▶ [DIRECTION]:
Retype the data below without altering anything.

▶ [DATASET RECORDS]:
=-=-=-=-=
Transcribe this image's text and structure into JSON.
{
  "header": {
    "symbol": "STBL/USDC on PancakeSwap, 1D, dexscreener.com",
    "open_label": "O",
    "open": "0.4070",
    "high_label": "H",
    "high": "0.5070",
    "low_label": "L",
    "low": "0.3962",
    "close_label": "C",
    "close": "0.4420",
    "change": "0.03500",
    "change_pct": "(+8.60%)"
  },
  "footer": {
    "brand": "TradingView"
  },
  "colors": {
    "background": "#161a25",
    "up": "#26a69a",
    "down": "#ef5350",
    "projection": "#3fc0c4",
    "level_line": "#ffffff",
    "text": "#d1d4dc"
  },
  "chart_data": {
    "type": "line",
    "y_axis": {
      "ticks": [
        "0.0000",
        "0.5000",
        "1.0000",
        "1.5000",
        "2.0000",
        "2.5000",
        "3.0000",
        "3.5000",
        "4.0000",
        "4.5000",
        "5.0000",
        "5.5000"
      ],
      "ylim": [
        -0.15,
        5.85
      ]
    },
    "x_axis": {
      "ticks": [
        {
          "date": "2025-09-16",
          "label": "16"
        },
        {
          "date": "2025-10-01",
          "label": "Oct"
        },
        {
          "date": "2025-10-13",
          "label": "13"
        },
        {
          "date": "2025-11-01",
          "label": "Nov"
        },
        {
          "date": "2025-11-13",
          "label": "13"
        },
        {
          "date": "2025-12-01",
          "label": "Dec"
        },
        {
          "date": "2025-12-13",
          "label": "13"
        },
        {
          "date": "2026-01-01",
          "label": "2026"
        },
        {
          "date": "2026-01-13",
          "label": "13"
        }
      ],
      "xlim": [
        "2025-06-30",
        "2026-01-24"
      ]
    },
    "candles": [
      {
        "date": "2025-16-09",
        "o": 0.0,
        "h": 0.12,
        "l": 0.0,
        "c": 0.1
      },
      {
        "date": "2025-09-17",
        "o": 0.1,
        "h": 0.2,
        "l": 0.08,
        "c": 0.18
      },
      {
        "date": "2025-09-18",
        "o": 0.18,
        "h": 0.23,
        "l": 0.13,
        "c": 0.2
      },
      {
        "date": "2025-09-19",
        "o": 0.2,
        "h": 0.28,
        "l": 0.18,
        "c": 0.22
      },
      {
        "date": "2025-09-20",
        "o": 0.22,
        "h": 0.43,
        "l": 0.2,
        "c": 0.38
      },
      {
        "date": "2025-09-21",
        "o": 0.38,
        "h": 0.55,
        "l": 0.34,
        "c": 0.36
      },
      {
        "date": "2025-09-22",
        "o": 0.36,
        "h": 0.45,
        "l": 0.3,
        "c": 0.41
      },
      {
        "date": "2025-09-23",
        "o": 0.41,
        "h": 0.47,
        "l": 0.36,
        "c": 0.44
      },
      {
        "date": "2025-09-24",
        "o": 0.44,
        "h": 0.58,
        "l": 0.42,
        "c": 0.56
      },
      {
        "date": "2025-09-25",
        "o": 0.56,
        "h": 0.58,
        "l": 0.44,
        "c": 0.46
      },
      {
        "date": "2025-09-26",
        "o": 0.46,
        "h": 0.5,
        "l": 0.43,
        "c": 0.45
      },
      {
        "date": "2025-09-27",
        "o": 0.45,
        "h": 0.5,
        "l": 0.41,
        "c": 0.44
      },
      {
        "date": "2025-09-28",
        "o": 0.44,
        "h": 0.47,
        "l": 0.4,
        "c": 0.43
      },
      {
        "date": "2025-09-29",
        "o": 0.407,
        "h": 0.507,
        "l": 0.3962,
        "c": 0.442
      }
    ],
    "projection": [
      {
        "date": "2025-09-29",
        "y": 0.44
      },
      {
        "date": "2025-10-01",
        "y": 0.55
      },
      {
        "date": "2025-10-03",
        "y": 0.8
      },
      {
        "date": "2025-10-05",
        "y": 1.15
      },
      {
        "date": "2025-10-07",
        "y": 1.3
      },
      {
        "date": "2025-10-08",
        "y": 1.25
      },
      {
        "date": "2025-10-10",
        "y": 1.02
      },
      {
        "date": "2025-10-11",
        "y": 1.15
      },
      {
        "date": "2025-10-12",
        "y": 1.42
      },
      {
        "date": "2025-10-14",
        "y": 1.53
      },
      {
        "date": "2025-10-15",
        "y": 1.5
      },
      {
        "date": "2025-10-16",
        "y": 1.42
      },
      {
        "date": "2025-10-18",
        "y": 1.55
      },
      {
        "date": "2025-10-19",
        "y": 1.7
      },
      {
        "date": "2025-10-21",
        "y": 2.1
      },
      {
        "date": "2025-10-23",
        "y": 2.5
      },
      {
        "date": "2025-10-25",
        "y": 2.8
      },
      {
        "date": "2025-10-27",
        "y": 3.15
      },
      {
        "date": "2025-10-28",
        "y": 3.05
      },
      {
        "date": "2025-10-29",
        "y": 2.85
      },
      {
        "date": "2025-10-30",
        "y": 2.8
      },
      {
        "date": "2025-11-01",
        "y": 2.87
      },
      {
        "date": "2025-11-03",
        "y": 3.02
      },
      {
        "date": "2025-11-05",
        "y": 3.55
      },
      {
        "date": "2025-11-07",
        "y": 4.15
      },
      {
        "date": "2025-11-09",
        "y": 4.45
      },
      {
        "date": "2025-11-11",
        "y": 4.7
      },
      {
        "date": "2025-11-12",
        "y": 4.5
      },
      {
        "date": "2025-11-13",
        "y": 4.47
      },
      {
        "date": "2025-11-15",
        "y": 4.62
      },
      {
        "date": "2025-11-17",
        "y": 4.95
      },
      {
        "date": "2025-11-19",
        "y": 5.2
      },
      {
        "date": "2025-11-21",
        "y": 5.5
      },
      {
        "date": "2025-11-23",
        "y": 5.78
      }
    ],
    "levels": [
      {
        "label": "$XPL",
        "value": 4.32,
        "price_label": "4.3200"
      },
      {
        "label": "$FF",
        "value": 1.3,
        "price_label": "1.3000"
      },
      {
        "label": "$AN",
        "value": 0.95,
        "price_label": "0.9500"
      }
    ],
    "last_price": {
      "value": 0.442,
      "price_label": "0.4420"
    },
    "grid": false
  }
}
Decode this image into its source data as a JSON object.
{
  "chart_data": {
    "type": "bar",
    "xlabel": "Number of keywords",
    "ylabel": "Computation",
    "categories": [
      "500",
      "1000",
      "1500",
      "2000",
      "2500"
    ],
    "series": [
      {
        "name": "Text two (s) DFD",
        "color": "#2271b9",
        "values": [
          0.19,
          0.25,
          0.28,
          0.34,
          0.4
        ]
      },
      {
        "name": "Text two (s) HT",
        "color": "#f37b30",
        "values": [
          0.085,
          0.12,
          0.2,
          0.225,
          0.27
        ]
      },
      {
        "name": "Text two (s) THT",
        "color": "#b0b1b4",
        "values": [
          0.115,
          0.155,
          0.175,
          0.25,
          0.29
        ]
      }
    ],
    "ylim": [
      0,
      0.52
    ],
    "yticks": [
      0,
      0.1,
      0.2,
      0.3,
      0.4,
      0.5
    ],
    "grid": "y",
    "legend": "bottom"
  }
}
=-=-=-=-=
▶ [WRITTEN SOLUTION]:
Transcribe this image's text and structure into JSON.
{
  "header": {
    "symbol": "STBL/USDC on PancakeSwap, 1D, dexscreener.com",
    "open_label": "O",
    "open": "0.4070",
    "high_label": "H",
    "high": "0.5070",
    "low_label": "L",
    "low": "0.3962",
    "close_label": "C",
    "close": "0.4420",
    "change": "0.03500",
    "change_pct": "(+8.60%)"
  },
  "footer": {
    "brand": "TradingView"
  },
  "colors": {
    "background": "#161a25",
    "up": "#26a69a",
    "down": "#ef5350",
    "projection": "#3fc0c4",
    "level_line": "#ffffff",
    "text": "#d1d4dc"
  },
  "chart_data": {
    "type": "line",
    "y_axis": {
      "ticks": [
        "0.0000",
        "0.5000",
        "1.0000",
        "1.5000",
        "2.0000",
        "2.5000",
        "3.0000",
        "3.5000",
        "4.0000",
        "4.5000",
        "5.0000",
        "5.5000"
      ],
      "ylim": [
        -0.15,
        5.85
      ]
    },
    "x_axis": {
      "ticks": [
        {
          "date": "2025-09-16",
          "label": "16"
        },
        {
          "date": "2025-10-01",
          "label": "Oct"
        },
        {
          "date": "2025-10-13",
          "label": "13"
        },
        {
          "date": "2025-11-01",
          "label": "Nov"
        },
        {
          "date": "2025-11-13",
          "label": "13"
        },
        {
          "date": "2025-12-01",
          "label": "Dec"
        },
        {
          "date": "2025-12-13",
          "label": "13"
        },
        {
          "date": "2026-01-01",
          "label": "2026"
        },
        {
          "date": "2026-01-13",
          "label": "13"
        }
      ],
      "xlim": [
        "2025-06-30",
        "2026-01-24"
      ]
    },
    "candles": [
      {
        "date": "2025-16-09",
        "o": 0.0,
        "h": 0.12,
        "l": 0.0,
        "c": 0.1
      },
      {
        "date": "2025-09-17",
        "o": 0.1,
        "h": 0.2,
        "l": 0.08,
        "c": 0.18
      },
      {
        "date": "2025-09-18",
        "o": 0.18,
        "h": 0.23,
        "l": 0.13,
        "c": 0.2
      },
      {
        "date": "2025-09-19",
        "o": 0.2,
        "h": 0.28,
        "l": 0.18,
        "c": 0.22
      },
      {
        "date": "2025-09-20",
        "o": 0.22,
        "h": 0.43,
        "l": 0.2,
        "c": 0.38
      },
      {
        "date": "2025-09-21",
        "o": 0.38,
        "h": 0.55,
        "l": 0.34,
        "c": 0.36
      },
      {
        "date": "2025-09-22",
        "o": 0.36,
        "h": 0.45,
        "l": 0.3,
        "c": 0.41
      },
      {
        "date": "2025-09-23",
        "o": 0.41,
        "h": 0.47,
        "l": 0.36,
        "c": 0.44
      },
      {
        "date": "2025-09-24",
        "o": 0.44,
        "h": 0.58,
        "l": 0.42,
        "c": 0.56
      },
      {
        "date": "2025-09-25",
        "o": 0.56,
        "h": 0.58,
        "l": 0.44,
        "c": 0.46
      },
      {
        "date": "2025-09-26",
        "o": 0.46,
        "h": 0.5,
        "l": 0.43,
        "c": 0.45
      },
      {
        "date": "2025-09-27",
        "o": 0.45,
        "h": 0.5,
        "l": 0.41,
        "c": 0.44
      },
      {
        "date": "2025-09-28",
        "o": 0.44,
        "h": 0.47,
        "l": 0.4,
        "c": 0.43
      },
      {
        "date": "2025-09-29",
        "o": 0.407,
        "h": 0.507,
        "l": 0.3962,
        "c": 0.442
      }
    ],
    "projection": [
      {
        "date": "2025-09-29",
        "y": 0.44
      },
      {
        "date": "2025-10-01",
        "y": 0.55
      },
      {
        "date": "2025-10-03",
        "y": 0.8
      },
      {
        "date": "2025-10-05",
        "y": 1.15
      },
      {
        "date": "2025-10-07",
        "y": 1.3
      },
      {
        "date": "2025-10-08",
        "y": 1.25
      },
      {
        "date": "2025-10-10",
        "y": 1.02
      },
      {
        "date": "2025-10-11",
        "y": 1.15
      },
      {
        "date": "2025-10-12",
        "y": 1.42
      },
      {
        "date": "2025-10-14",
        "y": 1.53
      },
      {
        "date": "2025-10-15",
        "y": 1.5
      },
      {
        "date": "2025-10-16",
        "y": 1.42
      },
      {
        "date": "2025-10-18",
        "y": 1.55
      },
      {
        "date": "2025-10-19",
        "y": 1.7
      },
      {
        "date": "2025-10-21",
        "y": 2.1
      },
      {
        "date": "2025-10-23",
        "y": 2.5
      },
      {
        "date": "2025-10-25",
        "y": 2.8
      },
      {
        "date": "2025-10-27",
        "y": 3.15
      },
      {
        "date": "2025-10-28",
        "y": 3.05
      },
      {
        "date": "2025-10-29",
        "y": 2.85
      },
      {
        "date": "2025-10-30",
        "y": 2.8
      },
      {
        "date": "2025-11-01",
        "y": 2.87
      },
      {
        "date": "2025-11-03",
        "y": 3.02
      },
      {
        "date": "2025-11-05",
        "y": 3.55
      },
      {
        "date": "2025-11-07",
        "y": 4.15
      },
      {
        "date": "2025-11-09",
        "y": 4.45
      },
      {
        "date": "2025-11-11",
        "y": 4.7
      },
      {
        "date": "2025-11-12",
        "y": 4.5
      },
      {
        "date": "2025-11-13",
        "y": 4.47
      },
      {
        "date": "2025-11-15",
        "y": 4.62
      },
      {
        "date": "2025-11-17",
        "y": 4.95
      },
      {
        "date": "2025-11-19",
        "y": 5.2
      },
      {
        "date": "2025-11-21",
        "y": 5.5
      },
      {
        "date": "2025-11-23",
        "y": 5.78
      }
    ],
    "levels": [
      {
        "label": "$XPL",
        "value": 4.32,
        "price_label": "4.3200"
      },
      {
        "label": "$FF",
        "value": 1.3,
        "price_label": "1.3000"
      },
      {
        "label": "$AN",
        "value": 0.95,
        "price_label": "0.9500"
      }
    ],
    "last_price": {
      "value": 0.442,
      "price_label": "0.4420"
    },
    "grid": false
  }
}
Decode this image into its source data as a JSON object.
{
  "chart_data": {
    "type": "bar",
    "xlabel": "Number of keywords",
    "ylabel": "Computation",
    "categories": [
      "500",
      "1000",
      "1500",
      "2000",
      "2500"
    ],
    "series": [
      {
        "name": "Text two (s) DFD",
        "color": "#2271b9",
        "values": [
          0.19,
          0.25,
          0.28,
          0.34,
          0.4
        ]
      },
      {
        "name": "Text two (s) HT",
        "color": "#f37b30",
        "values": [
          0.085,
          0.12,
          0.2,
          0.225,
          0.27
        ]
      },
      {
        "name": "Text two (s) THT",
        "color": "#b0b1b4",
        "values": [
          0.115,
          0.155,
          0.175,
          0.25,
          0.29
        ]
      }
    ],
    "ylim": [
      0,
      0.52
    ],
    "yticks": [
      0,
      0.1,
      0.2,
      0.3,
      0.4,
      0.5
    ],
    "grid": "y",
    "legend": "bottom"
  }
}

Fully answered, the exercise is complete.